Records supplied -
********************

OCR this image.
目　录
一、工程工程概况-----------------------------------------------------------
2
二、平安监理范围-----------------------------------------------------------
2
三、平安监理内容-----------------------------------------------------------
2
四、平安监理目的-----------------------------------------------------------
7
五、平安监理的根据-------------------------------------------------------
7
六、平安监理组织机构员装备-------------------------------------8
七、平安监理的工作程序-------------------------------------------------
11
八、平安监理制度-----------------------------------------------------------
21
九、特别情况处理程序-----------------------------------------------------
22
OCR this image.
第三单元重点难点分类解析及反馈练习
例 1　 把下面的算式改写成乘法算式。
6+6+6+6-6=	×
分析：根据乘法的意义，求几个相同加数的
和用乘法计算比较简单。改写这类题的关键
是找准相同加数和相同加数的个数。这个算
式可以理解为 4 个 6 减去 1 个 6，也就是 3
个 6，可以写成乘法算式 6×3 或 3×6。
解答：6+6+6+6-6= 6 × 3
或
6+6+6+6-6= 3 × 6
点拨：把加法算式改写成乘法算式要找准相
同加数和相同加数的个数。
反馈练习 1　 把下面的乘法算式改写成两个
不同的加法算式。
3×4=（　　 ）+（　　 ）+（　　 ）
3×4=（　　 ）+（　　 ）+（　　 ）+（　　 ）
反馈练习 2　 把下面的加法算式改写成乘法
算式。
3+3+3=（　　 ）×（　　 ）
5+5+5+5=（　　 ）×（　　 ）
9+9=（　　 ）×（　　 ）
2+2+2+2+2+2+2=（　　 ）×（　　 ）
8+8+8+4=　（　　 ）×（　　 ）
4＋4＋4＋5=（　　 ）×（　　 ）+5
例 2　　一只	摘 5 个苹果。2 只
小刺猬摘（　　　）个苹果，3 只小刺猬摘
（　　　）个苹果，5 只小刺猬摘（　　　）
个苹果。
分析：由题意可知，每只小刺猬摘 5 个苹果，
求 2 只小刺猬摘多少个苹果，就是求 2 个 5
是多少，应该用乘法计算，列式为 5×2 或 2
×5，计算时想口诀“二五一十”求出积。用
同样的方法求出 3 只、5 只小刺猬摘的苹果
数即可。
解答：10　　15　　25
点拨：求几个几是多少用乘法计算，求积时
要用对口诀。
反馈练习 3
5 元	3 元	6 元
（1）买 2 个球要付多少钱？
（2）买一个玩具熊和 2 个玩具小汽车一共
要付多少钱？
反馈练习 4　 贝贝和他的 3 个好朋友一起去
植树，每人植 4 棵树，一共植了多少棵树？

********************

Do this -
Your task is to return the full listing exactly as it was given.

Solution for this task -
OCR this image.
目　录
一、工程工程概况-----------------------------------------------------------
2
二、平安监理范围-----------------------------------------------------------
2
三、平安监理内容-----------------------------------------------------------
2
四、平安监理目的-----------------------------------------------------------
7
五、平安监理的根据-------------------------------------------------------
7
六、平安监理组织机构员装备-------------------------------------8
七、平安监理的工作程序-------------------------------------------------
11
八、平安监理制度-----------------------------------------------------------
21
九、特别情况处理程序-----------------------------------------------------
22
OCR this image.
第三单元重点难点分类解析及反馈练习
例 1　 把下面的算式改写成乘法算式。
6+6+6+6-6=	×
分析：根据乘法的意义，求几个相同加数的
和用乘法计算比较简单。改写这类题的关键
是找准相同加数和相同加数的个数。这个算
式可以理解为 4 个 6 减去 1 个 6，也就是 3
个 6，可以写成乘法算式 6×3 或 3×6。
解答：6+6+6+6-6= 6 × 3
或
6+6+6+6-6= 3 × 6
点拨：把加法算式改写成乘法算式要找准相
同加数和相同加数的个数。
反馈练习 1　 把下面的乘法算式改写成两个
不同的加法算式。
3×4=（　　 ）+（　　 ）+（　　 ）
3×4=（　　 ）+（　　 ）+（　　 ）+（　　 ）
反馈练习 2　 把下面的加法算式改写成乘法
算式。
3+3+3=（　　 ）×（　　 ）
5+5+5+5=（　　 ）×（　　 ）
9+9=（　　 ）×（　　 ）
2+2+2+2+2+2+2=（　　 ）×（　　 ）
8+8+8+4=　（　　 ）×（　　 ）
4＋4＋4＋5=（　　 ）×（　　 ）+5
例 2　　一只	摘 5 个苹果。2 只
小刺猬摘（　　　）个苹果，3 只小刺猬摘
（　　　）个苹果，5 只小刺猬摘（　　　）
个苹果。
分析：由题意可知，每只小刺猬摘 5 个苹果，
求 2 只小刺猬摘多少个苹果，就是求 2 个 5
是多少，应该用乘法计算，列式为 5×2 或 2
×5，计算时想口诀“二五一十”求出积。用
同样的方法求出 3 只、5 只小刺猬摘的苹果
数即可。
解答：10　　15　　25
点拨：求几个几是多少用乘法计算，求积时
要用对口诀。
反馈练习 3
5 元	3 元	6 元
（1）买 2 个球要付多少钱？
（2）买一个玩具熊和 2 个玩具小汽车一共
要付多少钱？
反馈练习 4　 贝贝和他的 3 个好朋友一起去
植树，每人植 4 棵树，一共植了多少棵树？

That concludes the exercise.